## [Written request]
Are you able to quote each entry exactly as written?

Source records
........

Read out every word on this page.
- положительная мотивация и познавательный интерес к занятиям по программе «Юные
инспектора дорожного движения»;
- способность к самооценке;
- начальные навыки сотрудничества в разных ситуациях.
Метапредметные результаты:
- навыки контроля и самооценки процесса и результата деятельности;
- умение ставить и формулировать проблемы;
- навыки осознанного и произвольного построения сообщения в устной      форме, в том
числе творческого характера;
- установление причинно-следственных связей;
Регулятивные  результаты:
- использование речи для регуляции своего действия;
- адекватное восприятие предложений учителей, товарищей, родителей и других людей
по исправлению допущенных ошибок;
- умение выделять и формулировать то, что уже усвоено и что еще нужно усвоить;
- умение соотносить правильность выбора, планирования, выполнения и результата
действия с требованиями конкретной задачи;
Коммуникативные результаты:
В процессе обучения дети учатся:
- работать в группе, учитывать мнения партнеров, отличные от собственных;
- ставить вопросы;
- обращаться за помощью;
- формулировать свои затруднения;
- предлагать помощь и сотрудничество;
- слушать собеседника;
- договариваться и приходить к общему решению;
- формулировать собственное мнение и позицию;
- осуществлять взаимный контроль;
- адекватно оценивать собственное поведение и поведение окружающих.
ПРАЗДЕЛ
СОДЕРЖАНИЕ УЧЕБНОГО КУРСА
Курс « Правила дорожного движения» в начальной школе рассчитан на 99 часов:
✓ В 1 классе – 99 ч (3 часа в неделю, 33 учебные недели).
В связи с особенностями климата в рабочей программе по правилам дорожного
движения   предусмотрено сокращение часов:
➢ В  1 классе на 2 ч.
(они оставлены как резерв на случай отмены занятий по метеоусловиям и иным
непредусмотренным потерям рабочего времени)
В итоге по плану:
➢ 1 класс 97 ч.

........

## [Reply to the exercise]
Read out every word on this page.
- положительная мотивация и познавательный интерес к занятиям по программе «Юные
инспектора дорожного движения»;
- способность к самооценке;
- начальные навыки сотрудничества в разных ситуациях.
Метапредметные результаты:
- навыки контроля и самооценки процесса и результата деятельности;
- умение ставить и формулировать проблемы;
- навыки осознанного и произвольного построения сообщения в устной      форме, в том
числе творческого характера;
- установление причинно-следственных связей;
Регулятивные  результаты:
- использование речи для регуляции своего действия;
- адекватное восприятие предложений учителей, товарищей, родителей и других людей
по исправлению допущенных ошибок;
- умение выделять и формулировать то, что уже усвоено и что еще нужно усвоить;
- умение соотносить правильность выбора, планирования, выполнения и результата
действия с требованиями конкретной задачи;
Коммуникативные результаты:
В процессе обучения дети учатся:
- работать в группе, учитывать мнения партнеров, отличные от собственных;
- ставить вопросы;
- обращаться за помощью;
- формулировать свои затруднения;
- предлагать помощь и сотрудничество;
- слушать собеседника;
- договариваться и приходить к общему решению;
- формулировать собственное мнение и позицию;
- осуществлять взаимный контроль;
- адекватно оценивать собственное поведение и поведение окружающих.
ПРАЗДЕЛ
СОДЕРЖАНИЕ УЧЕБНОГО КУРСА
Курс « Правила дорожного движения» в начальной школе рассчитан на 99 часов:
✓ В 1 классе – 99 ч (3 часа в неделю, 33 учебные недели).
В связи с особенностями климата в рабочей программе по правилам дорожного
движения   предусмотрено сокращение часов:
➢ В  1 классе на 2 ч.
(они оставлены как резерв на случай отмены занятий по метеоусловиям и иным
непредусмотренным потерям рабочего времени)
В итоге по плану:
➢ 1 класс 97 ч.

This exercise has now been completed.